Collected data
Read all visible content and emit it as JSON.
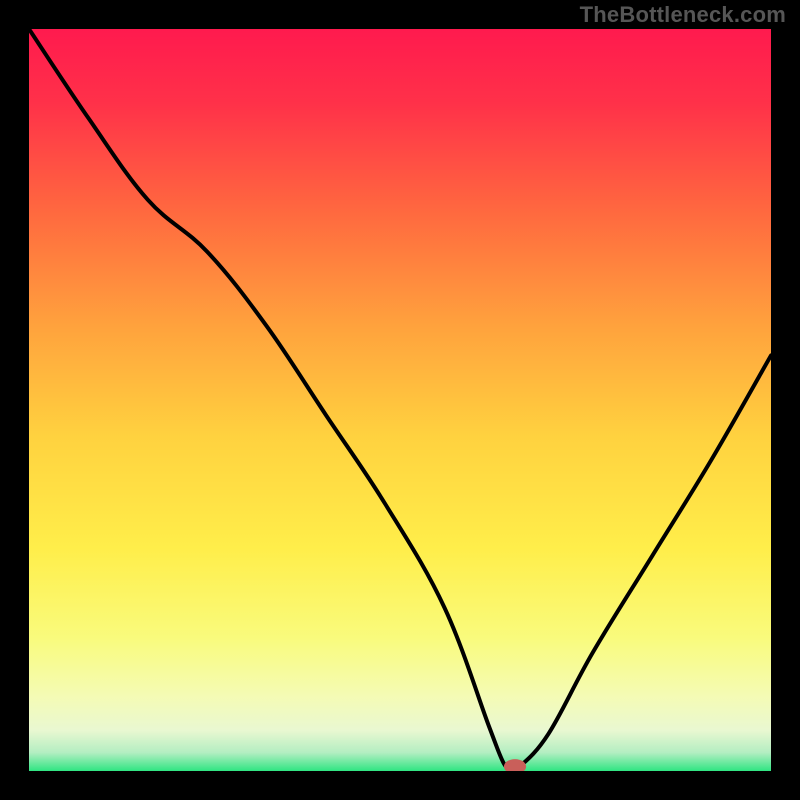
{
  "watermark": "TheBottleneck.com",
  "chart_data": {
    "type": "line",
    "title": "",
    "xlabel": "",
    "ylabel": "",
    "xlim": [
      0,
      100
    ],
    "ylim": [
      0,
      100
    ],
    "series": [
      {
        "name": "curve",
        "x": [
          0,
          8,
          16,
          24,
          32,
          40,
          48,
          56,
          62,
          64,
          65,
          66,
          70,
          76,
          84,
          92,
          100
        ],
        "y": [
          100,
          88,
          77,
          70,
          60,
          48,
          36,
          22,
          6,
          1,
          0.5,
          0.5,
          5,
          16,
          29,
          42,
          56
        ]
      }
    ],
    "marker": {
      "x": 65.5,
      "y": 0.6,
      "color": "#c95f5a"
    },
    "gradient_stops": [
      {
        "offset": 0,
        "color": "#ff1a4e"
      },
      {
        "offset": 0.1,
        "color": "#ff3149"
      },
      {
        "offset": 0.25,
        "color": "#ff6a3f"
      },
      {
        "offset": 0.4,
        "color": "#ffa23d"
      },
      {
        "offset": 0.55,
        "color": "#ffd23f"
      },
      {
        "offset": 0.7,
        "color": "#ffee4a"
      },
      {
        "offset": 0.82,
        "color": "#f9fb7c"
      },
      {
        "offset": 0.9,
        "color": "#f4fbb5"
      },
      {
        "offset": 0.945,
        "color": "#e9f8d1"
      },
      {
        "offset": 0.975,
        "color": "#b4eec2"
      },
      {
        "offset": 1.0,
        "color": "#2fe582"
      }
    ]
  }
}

* * *

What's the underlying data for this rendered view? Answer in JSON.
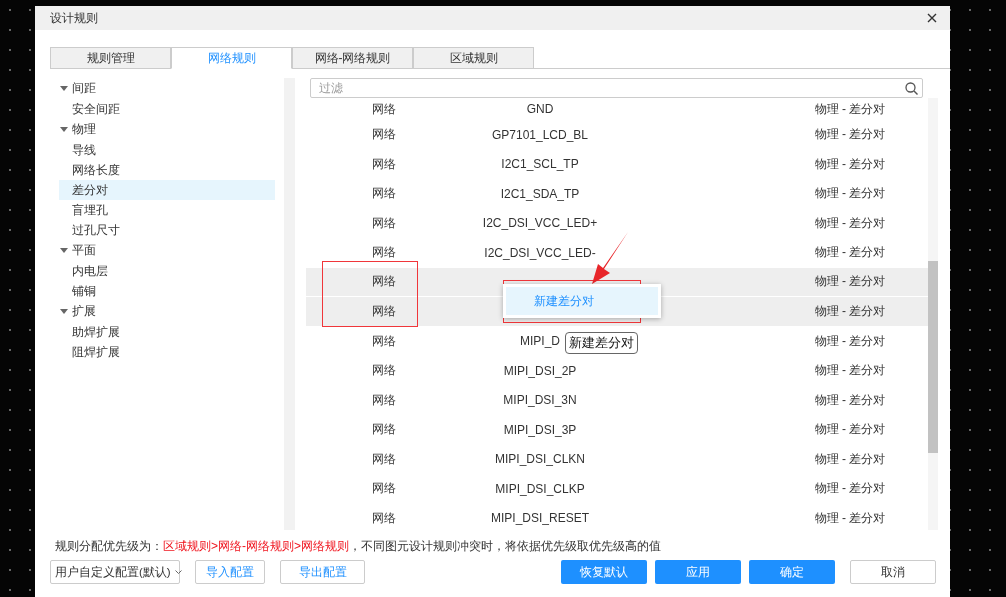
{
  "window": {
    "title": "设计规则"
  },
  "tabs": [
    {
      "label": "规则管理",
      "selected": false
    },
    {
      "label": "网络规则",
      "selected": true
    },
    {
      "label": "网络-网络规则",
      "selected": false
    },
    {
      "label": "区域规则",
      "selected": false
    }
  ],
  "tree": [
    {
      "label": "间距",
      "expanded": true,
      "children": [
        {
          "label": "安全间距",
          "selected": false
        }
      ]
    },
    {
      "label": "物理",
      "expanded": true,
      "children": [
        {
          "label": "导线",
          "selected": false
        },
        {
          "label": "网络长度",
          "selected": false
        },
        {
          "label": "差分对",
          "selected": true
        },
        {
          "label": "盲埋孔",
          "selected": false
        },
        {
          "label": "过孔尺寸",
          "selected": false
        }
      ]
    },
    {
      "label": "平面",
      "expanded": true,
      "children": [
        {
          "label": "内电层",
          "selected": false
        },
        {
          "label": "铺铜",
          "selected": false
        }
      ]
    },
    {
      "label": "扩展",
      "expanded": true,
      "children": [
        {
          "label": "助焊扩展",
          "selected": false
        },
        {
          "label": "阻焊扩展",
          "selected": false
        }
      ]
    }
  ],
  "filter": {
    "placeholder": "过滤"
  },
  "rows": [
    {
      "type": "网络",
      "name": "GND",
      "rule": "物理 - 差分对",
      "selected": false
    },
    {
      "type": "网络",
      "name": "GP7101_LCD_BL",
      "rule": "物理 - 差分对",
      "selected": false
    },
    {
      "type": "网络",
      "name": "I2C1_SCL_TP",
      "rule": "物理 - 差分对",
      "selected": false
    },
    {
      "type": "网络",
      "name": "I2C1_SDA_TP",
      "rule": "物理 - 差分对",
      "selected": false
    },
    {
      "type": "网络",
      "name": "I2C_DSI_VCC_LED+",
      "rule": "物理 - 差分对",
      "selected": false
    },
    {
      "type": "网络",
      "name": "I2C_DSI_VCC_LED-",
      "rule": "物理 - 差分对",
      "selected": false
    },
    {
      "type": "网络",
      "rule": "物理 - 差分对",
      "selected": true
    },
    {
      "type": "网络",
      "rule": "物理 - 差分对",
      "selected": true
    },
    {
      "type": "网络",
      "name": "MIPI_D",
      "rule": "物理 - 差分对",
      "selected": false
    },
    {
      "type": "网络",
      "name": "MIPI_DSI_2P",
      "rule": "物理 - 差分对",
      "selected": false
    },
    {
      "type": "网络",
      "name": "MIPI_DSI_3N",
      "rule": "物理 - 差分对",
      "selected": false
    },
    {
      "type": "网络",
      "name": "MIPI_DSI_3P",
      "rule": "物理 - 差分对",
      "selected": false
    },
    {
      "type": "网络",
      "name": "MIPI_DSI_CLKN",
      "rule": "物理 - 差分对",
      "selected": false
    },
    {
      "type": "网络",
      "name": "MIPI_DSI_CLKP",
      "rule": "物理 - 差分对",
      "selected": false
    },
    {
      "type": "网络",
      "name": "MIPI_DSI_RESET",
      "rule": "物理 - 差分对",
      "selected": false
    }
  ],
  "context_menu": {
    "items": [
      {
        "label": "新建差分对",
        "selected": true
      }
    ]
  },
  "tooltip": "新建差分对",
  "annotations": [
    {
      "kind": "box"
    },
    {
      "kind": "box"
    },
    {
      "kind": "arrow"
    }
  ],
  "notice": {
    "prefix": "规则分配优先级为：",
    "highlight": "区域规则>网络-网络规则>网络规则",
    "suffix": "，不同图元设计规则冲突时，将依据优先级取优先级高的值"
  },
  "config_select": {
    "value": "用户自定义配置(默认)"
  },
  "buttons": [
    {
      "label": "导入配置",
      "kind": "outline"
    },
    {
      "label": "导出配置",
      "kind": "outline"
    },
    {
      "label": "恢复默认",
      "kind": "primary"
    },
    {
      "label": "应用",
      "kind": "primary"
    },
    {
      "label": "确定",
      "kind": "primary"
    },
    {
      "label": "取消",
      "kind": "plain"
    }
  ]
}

◆ **Stated exercise**: From the data above, gather every line that includes the word "区域规则".

◆ **Answer**:
      "label": "区域规则",
    "highlight": "区域规则>网络-网络规则>网络规则",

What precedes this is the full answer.